Which lines below contain the string "Goldthorpe", with case taken into account? Pull out every one of them.

"""

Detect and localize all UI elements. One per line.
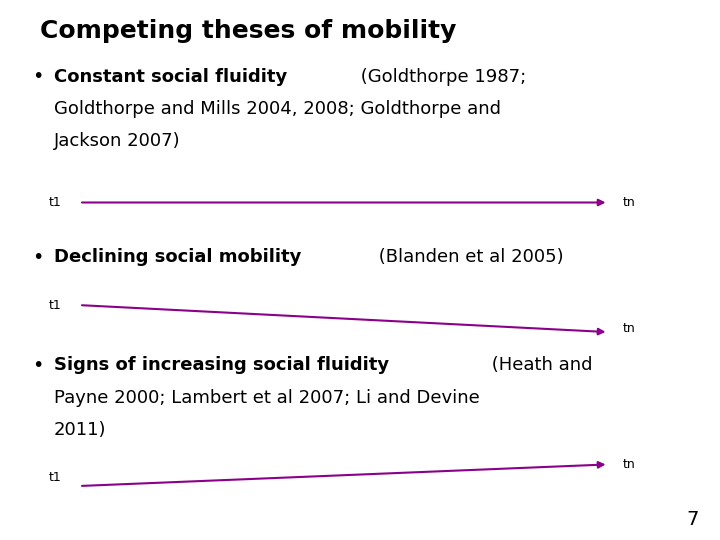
Text: tn: tn (623, 322, 636, 335)
Text: t1: t1 (48, 196, 61, 209)
Text: •: • (32, 248, 44, 267)
Text: tn: tn (623, 458, 636, 471)
Text: t1: t1 (48, 471, 61, 484)
Text: (Heath and: (Heath and (487, 356, 593, 374)
Text: Constant social fluidity: Constant social fluidity (54, 68, 287, 85)
Text: Declining social mobility: Declining social mobility (54, 248, 302, 266)
Text: tn: tn (623, 196, 636, 209)
Text: Signs of increasing social fluidity: Signs of increasing social fluidity (54, 356, 389, 374)
Text: (Blanden et al 2005): (Blanden et al 2005) (373, 248, 564, 266)
Text: 2011): 2011) (54, 421, 107, 439)
Text: Goldthorpe and Mills 2004, 2008; Goldthorpe and: Goldthorpe and Mills 2004, 2008; Goldtho… (54, 100, 501, 118)
Text: •: • (32, 356, 44, 375)
Text: Competing theses of mobility: Competing theses of mobility (40, 19, 456, 43)
Text: Jackson 2007): Jackson 2007) (54, 132, 181, 150)
Text: •: • (32, 68, 44, 86)
Text: 7: 7 (686, 510, 698, 529)
Text: (Goldthorpe 1987;: (Goldthorpe 1987; (355, 68, 526, 85)
Text: t1: t1 (48, 299, 61, 312)
Text: Payne 2000; Lambert et al 2007; Li and Devine: Payne 2000; Lambert et al 2007; Li and D… (54, 389, 480, 407)
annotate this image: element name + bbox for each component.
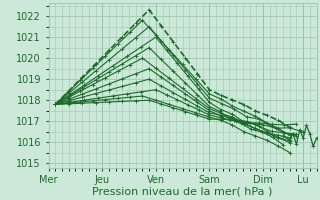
X-axis label: Pression niveau de la mer( hPa ): Pression niveau de la mer( hPa ) [92,187,273,197]
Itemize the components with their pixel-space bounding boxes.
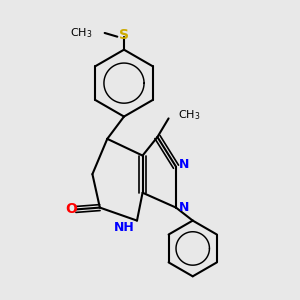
- Text: N: N: [179, 201, 189, 214]
- Text: NH: NH: [114, 221, 134, 234]
- Text: S: S: [119, 28, 129, 42]
- Text: O: O: [65, 202, 77, 216]
- Text: N: N: [179, 158, 189, 171]
- Text: CH$_3$: CH$_3$: [178, 108, 200, 122]
- Text: CH$_3$: CH$_3$: [70, 26, 92, 40]
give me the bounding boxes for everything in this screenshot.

"""

● Finished task
Text: Goldthorpe and Mills 2004, 2008; Goldthorpe and: Goldthorpe and Mills 2004, 2008; Goldtho… (54, 100, 501, 118)
Text: (Goldthorpe 1987;: (Goldthorpe 1987; (355, 68, 526, 85)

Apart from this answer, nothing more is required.